→ Exercise brief
Make an exact copy of the records, with the pictures left out.

→ Data lines
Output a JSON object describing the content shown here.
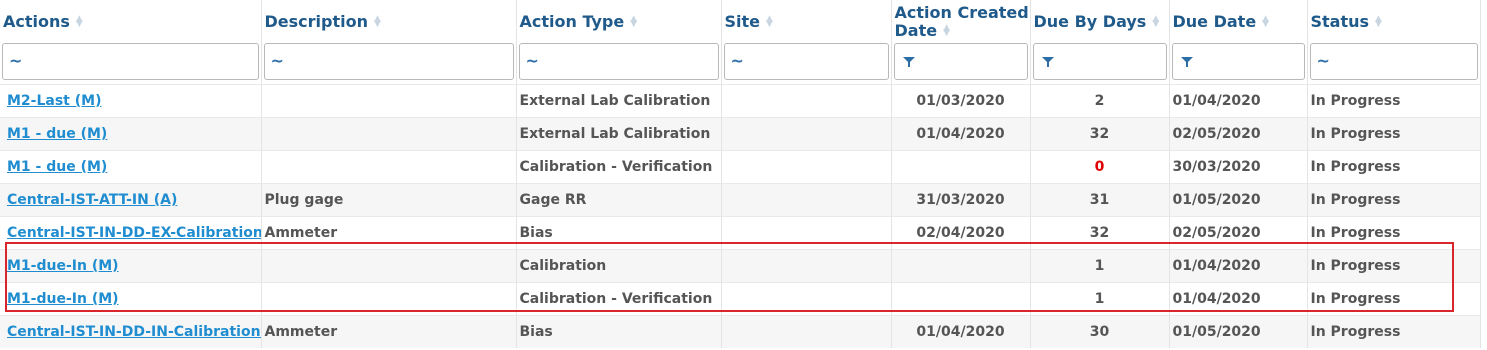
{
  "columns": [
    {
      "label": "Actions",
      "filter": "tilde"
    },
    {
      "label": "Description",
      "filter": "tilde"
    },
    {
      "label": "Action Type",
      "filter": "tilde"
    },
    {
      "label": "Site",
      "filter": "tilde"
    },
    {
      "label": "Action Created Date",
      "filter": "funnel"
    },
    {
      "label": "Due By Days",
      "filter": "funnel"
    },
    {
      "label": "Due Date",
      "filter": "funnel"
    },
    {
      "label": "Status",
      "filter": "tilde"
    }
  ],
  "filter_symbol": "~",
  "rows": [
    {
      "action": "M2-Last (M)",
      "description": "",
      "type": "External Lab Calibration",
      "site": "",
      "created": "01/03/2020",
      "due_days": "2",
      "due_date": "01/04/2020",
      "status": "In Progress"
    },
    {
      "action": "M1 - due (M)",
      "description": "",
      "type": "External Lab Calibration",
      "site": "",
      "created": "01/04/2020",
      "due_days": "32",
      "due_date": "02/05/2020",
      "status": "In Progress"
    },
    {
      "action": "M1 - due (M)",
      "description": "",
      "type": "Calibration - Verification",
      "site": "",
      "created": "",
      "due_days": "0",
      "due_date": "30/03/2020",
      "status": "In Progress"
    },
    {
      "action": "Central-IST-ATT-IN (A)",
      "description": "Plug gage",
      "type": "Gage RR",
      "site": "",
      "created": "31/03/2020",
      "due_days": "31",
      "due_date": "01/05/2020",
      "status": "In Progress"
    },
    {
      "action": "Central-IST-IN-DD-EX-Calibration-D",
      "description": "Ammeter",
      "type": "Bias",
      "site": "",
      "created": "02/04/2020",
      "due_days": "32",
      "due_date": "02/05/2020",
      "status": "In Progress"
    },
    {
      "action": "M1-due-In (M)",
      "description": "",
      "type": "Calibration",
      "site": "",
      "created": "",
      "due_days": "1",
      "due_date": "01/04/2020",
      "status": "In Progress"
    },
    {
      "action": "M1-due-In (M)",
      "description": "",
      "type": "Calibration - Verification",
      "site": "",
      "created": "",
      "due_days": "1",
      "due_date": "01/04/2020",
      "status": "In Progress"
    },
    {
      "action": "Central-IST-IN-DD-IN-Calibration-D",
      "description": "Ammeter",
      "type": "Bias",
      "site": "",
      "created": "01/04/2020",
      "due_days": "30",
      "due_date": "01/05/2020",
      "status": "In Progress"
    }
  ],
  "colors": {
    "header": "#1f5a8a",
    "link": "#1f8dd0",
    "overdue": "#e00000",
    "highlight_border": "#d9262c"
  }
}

→ Answer for the task
Output a JSON object describing the content shown here.
{
  "columns": [
    {
      "label": "Actions",
      "filter": "tilde"
    },
    {
      "label": "Description",
      "filter": "tilde"
    },
    {
      "label": "Action Type",
      "filter": "tilde"
    },
    {
      "label": "Site",
      "filter": "tilde"
    },
    {
      "label": "Action Created Date",
      "filter": "funnel"
    },
    {
      "label": "Due By Days",
      "filter": "funnel"
    },
    {
      "label": "Due Date",
      "filter": "funnel"
    },
    {
      "label": "Status",
      "filter": "tilde"
    }
  ],
  "filter_symbol": "~",
  "rows": [
    {
      "action": "M2-Last (M)",
      "description": "",
      "type": "External Lab Calibration",
      "site": "",
      "created": "01/03/2020",
      "due_days": "2",
      "due_date": "01/04/2020",
      "status": "In Progress"
    },
    {
      "action": "M1 - due (M)",
      "description": "",
      "type": "External Lab Calibration",
      "site": "",
      "created": "01/04/2020",
      "due_days": "32",
      "due_date": "02/05/2020",
      "status": "In Progress"
    },
    {
      "action": "M1 - due (M)",
      "description": "",
      "type": "Calibration - Verification",
      "site": "",
      "created": "",
      "due_days": "0",
      "due_date": "30/03/2020",
      "status": "In Progress"
    },
    {
      "action": "Central-IST-ATT-IN (A)",
      "description": "Plug gage",
      "type": "Gage RR",
      "site": "",
      "created": "31/03/2020",
      "due_days": "31",
      "due_date": "01/05/2020",
      "status": "In Progress"
    },
    {
      "action": "Central-IST-IN-DD-EX-Calibration-D",
      "description": "Ammeter",
      "type": "Bias",
      "site": "",
      "created": "02/04/2020",
      "due_days": "32",
      "due_date": "02/05/2020",
      "status": "In Progress"
    },
    {
      "action": "M1-due-In (M)",
      "description": "",
      "type": "Calibration",
      "site": "",
      "created": "",
      "due_days": "1",
      "due_date": "01/04/2020",
      "status": "In Progress"
    },
    {
      "action": "M1-due-In (M)",
      "description": "",
      "type": "Calibration - Verification",
      "site": "",
      "created": "",
      "due_days": "1",
      "due_date": "01/04/2020",
      "status": "In Progress"
    },
    {
      "action": "Central-IST-IN-DD-IN-Calibration-D",
      "description": "Ammeter",
      "type": "Bias",
      "site": "",
      "created": "01/04/2020",
      "due_days": "30",
      "due_date": "01/05/2020",
      "status": "In Progress"
    }
  ],
  "colors": {
    "header": "#1f5a8a",
    "link": "#1f8dd0",
    "overdue": "#e00000",
    "highlight_border": "#d9262c"
  }
}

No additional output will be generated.